## AIM OF THE TASK
Below is a listing to transcribe in full and exactly; keep the pictures out.

(A run of records)
##########
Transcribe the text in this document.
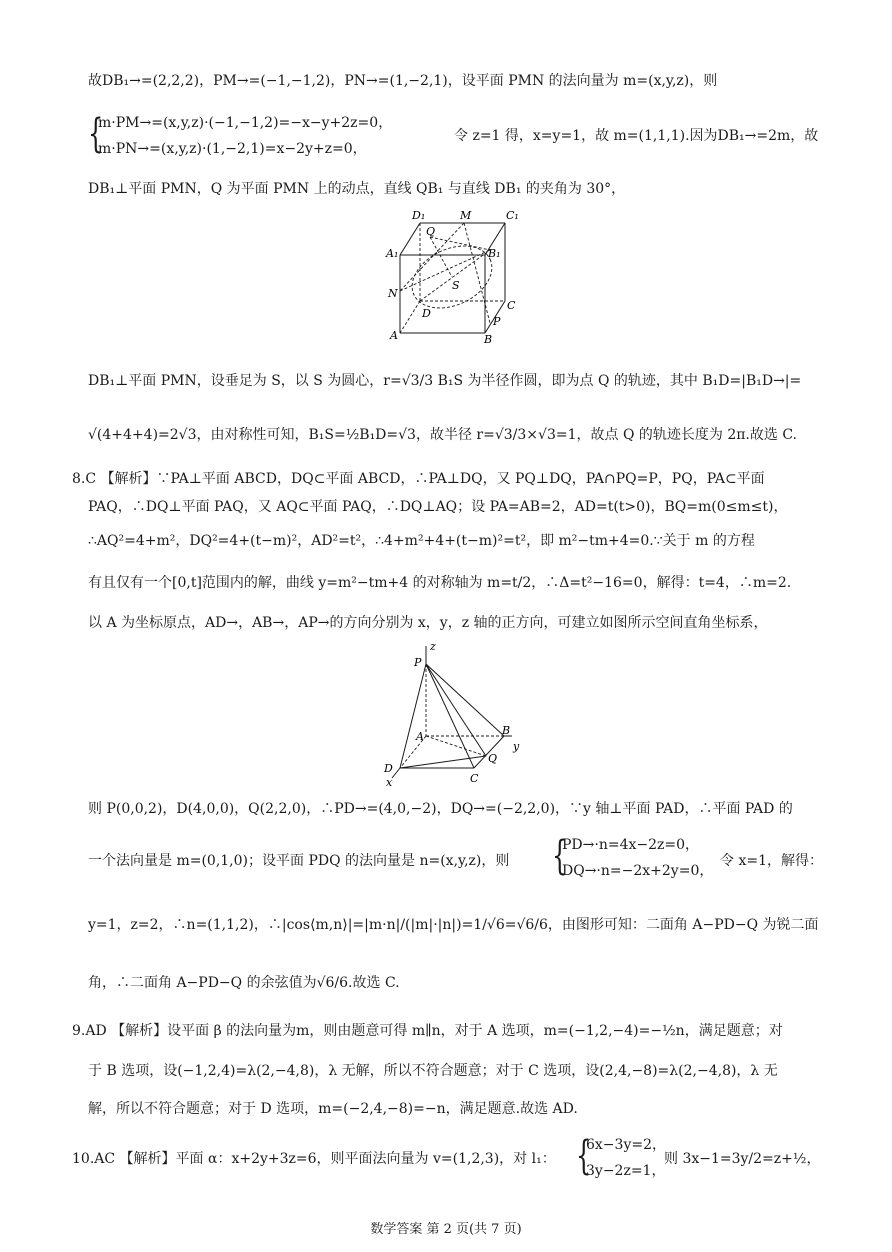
故DB₁→=(2,2,2)，PM→=(−1,−1,2)，PN→=(1,−2,1)，设平面 PMN 的法向量为 m=(x,y,z)，则
{
m·PM→=(x,y,z)·(−1,−1,2)=−x−y+2z=0，
m·PN→=(x,y,z)·(1,−2,1)=x−2y+z=0，
令 z=1 得，x=y=1，故 m=(1,1,1).因为DB₁→=2m，故
DB₁⊥平面 PMN，Q 为平面 PMN 上的动点，直线 QB₁ 与直线 DB₁ 的夹角为 30°，
D₁	M	C₁
A₁
Q
B₁
S
N
D
C
P
A	B
DB₁⊥平面 PMN，设垂足为 S，以 S 为圆心，r=√3/3 B₁S 为半径作圆，即为点 Q 的轨迹，其中 B₁D=|B₁D→|=
√(4+4+4)=2√3，由对称性可知，B₁S=½B₁D=√3，故半径 r=√3/3×√3=1，故点 Q 的轨迹长度为 2π.故选 C.
8.C 【解析】∵PA⊥平面 ABCD，DQ⊂平面 ABCD，∴PA⊥DQ，又 PQ⊥DQ，PA∩PQ=P，PQ，PA⊂平面
PAQ，∴DQ⊥平面 PAQ，又 AQ⊂平面 PAQ，∴DQ⊥AQ；设 PA=AB=2，AD=t(t>0)，BQ=m(0≤m≤t)，
∴AQ²=4+m²，DQ²=4+(t−m)²，AD²=t²，∴4+m²+4+(t−m)²=t²，即 m²−tm+4=0.∵关于 m 的方程
有且仅有一个[0,t]范围内的解，曲线 y=m²−tm+4 的对称轴为 m=t/2，∴Δ=t²−16=0，解得：t=4，∴m=2.
以 A 为坐标原点，AD→，AB→，AP→的方向分别为 x，y，z 轴的正方向，可建立如图所示空间直角坐标系，
z
P
A	B
y
Q
D
C
x
则 P(0,0,2)，D(4,0,0)，Q(2,2,0)，∴PD→=(4,0,−2)，DQ→=(−2,2,0)，∵y 轴⊥平面 PAD，∴平面 PAD 的
一个法向量是 m=(0,1,0)；设平面 PDQ 的法向量是 n=(x,y,z)，则 {
PD→·n=4x−2z=0，
DQ→·n=−2x+2y=0，
令 x=1，解得：
y=1，z=2，∴n=(1,1,2)，∴|cos⟨m,n⟩|=|m·n|/(|m|·|n|)=1/√6=√6/6，由图形可知：二面角 A−PD−Q 为锐二面
角，∴二面角 A−PD−Q 的余弦值为√6/6.故选 C.
9.AD 【解析】设平面 β 的法向量为m，则由题意可得 m∥n，对于 A 选项，m=(−1,2,−4)=−½n，满足题意；对
于 B 选项，设(−1,2,4)=λ(2,−4,8)，λ 无解，所以不符合题意；对于 C 选项，设(2,4,−8)=λ(2,−4,8)，λ 无
解，所以不符合题意；对于 D 选项，m=(−2,4,−8)=−n，满足题意.故选 AD.
10.AC 【解析】平面 α：x+2y+3z=6，则平面法向量为 v=(1,2,3)，对 l₁： {
6x−3y=2，
3y−2z=1，
则 3x−1=3y/2=z+½，
数学答案 第 2 页(共 7 页)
##########
## SOLVED PROBLEM
Transcribe the text in this document.
故DB₁→=(2,2,2)，PM→=(−1,−1,2)，PN→=(1,−2,1)，设平面 PMN 的法向量为 m=(x,y,z)，则
{
m·PM→=(x,y,z)·(−1,−1,2)=−x−y+2z=0，
m·PN→=(x,y,z)·(1,−2,1)=x−2y+z=0，
令 z=1 得，x=y=1，故 m=(1,1,1).因为DB₁→=2m，故
DB₁⊥平面 PMN，Q 为平面 PMN 上的动点，直线 QB₁ 与直线 DB₁ 的夹角为 30°，
D₁	M	C₁
A₁
Q
B₁
S
N
D
C
P
A	B
DB₁⊥平面 PMN，设垂足为 S，以 S 为圆心，r=√3/3 B₁S 为半径作圆，即为点 Q 的轨迹，其中 B₁D=|B₁D→|=
√(4+4+4)=2√3，由对称性可知，B₁S=½B₁D=√3，故半径 r=√3/3×√3=1，故点 Q 的轨迹长度为 2π.故选 C.
8.C 【解析】∵PA⊥平面 ABCD，DQ⊂平面 ABCD，∴PA⊥DQ，又 PQ⊥DQ，PA∩PQ=P，PQ，PA⊂平面
PAQ，∴DQ⊥平面 PAQ，又 AQ⊂平面 PAQ，∴DQ⊥AQ；设 PA=AB=2，AD=t(t>0)，BQ=m(0≤m≤t)，
∴AQ²=4+m²，DQ²=4+(t−m)²，AD²=t²，∴4+m²+4+(t−m)²=t²，即 m²−tm+4=0.∵关于 m 的方程
有且仅有一个[0,t]范围内的解，曲线 y=m²−tm+4 的对称轴为 m=t/2，∴Δ=t²−16=0，解得：t=4，∴m=2.
以 A 为坐标原点，AD→，AB→，AP→的方向分别为 x，y，z 轴的正方向，可建立如图所示空间直角坐标系，
z
P
A	B
y
Q
D
C
x
则 P(0,0,2)，D(4,0,0)，Q(2,2,0)，∴PD→=(4,0,−2)，DQ→=(−2,2,0)，∵y 轴⊥平面 PAD，∴平面 PAD 的
一个法向量是 m=(0,1,0)；设平面 PDQ 的法向量是 n=(x,y,z)，则 {
PD→·n=4x−2z=0，
DQ→·n=−2x+2y=0，
令 x=1，解得：
y=1，z=2，∴n=(1,1,2)，∴|cos⟨m,n⟩|=|m·n|/(|m|·|n|)=1/√6=√6/6，由图形可知：二面角 A−PD−Q 为锐二面
角，∴二面角 A−PD−Q 的余弦值为√6/6.故选 C.
9.AD 【解析】设平面 β 的法向量为m，则由题意可得 m∥n，对于 A 选项，m=(−1,2,−4)=−½n，满足题意；对
于 B 选项，设(−1,2,4)=λ(2,−4,8)，λ 无解，所以不符合题意；对于 C 选项，设(2,4,−8)=λ(2,−4,8)，λ 无
解，所以不符合题意；对于 D 选项，m=(−2,4,−8)=−n，满足题意.故选 AD.
10.AC 【解析】平面 α：x+2y+3z=6，则平面法向量为 v=(1,2,3)，对 l₁： {
6x−3y=2，
3y−2z=1，
则 3x−1=3y/2=z+½，
数学答案 第 2 页(共 7 页)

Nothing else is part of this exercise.